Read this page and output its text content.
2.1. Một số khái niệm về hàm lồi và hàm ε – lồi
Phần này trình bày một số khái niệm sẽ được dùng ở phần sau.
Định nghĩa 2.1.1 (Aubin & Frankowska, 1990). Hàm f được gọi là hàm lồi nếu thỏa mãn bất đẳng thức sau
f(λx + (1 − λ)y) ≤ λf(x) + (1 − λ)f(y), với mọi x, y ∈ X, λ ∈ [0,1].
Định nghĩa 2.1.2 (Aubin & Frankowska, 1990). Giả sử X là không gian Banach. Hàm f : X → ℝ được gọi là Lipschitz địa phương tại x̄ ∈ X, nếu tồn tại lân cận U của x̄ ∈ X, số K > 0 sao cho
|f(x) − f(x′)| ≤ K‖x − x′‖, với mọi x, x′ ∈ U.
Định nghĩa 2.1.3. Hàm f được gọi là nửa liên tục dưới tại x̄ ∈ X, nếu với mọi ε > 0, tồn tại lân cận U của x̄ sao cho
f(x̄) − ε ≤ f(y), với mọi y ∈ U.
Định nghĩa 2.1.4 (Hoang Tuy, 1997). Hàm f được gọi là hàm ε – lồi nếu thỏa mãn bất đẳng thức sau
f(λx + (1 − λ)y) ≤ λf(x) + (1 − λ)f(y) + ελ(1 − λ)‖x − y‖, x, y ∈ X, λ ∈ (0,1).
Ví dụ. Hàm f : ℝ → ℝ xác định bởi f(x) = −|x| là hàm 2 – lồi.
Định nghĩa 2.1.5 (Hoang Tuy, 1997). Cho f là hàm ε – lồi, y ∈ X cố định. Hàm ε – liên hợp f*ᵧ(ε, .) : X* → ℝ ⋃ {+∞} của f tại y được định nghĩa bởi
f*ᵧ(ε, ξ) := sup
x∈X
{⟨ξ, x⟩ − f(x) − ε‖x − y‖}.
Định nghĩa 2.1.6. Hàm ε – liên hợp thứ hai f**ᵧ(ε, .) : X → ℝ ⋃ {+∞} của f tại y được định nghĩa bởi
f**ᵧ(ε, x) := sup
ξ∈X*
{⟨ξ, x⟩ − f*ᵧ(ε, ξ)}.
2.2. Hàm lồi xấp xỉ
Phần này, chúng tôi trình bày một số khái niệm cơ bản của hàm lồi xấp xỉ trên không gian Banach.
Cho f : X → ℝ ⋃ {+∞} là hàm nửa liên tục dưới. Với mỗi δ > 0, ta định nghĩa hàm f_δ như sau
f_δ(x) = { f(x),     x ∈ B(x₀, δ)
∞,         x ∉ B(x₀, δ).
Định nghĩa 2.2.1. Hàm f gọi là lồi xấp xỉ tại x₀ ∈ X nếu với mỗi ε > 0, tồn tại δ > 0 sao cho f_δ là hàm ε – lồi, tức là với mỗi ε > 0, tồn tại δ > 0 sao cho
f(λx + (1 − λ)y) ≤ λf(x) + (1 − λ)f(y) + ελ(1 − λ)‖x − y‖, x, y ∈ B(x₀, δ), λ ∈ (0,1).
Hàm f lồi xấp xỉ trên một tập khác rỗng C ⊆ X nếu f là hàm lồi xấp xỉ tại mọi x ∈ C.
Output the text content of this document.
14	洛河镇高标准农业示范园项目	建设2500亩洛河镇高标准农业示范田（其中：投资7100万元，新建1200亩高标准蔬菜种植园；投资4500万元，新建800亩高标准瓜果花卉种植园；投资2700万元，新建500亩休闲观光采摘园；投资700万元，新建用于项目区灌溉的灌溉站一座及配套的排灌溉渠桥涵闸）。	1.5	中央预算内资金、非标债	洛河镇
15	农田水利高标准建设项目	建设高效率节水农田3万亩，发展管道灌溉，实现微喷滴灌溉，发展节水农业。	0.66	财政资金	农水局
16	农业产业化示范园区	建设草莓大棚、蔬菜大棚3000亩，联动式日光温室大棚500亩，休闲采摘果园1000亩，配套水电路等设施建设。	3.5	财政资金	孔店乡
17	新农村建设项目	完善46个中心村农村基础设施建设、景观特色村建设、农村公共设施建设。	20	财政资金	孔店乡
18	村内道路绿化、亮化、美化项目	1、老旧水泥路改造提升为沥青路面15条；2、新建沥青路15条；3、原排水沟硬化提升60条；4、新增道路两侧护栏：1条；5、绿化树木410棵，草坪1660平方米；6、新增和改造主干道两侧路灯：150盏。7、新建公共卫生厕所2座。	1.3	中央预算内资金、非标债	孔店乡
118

^^^^

(GOAL):
From the listing above, copy every line that includes the word "không".

(SOLUTION BELOW):
Định nghĩa 2.1.2 (Aubin & Frankowska, 1990). Giả sử X là không gian Banach. Hàm f : X → ℝ được gọi là Lipschitz địa phương tại x̄ ∈ X, nếu tồn tại lân cận U của x̄ ∈ X, số K > 0 sao cho
Phần này, chúng tôi trình bày một số khái niệm cơ bản của hàm lồi xấp xỉ trên không gian Banach.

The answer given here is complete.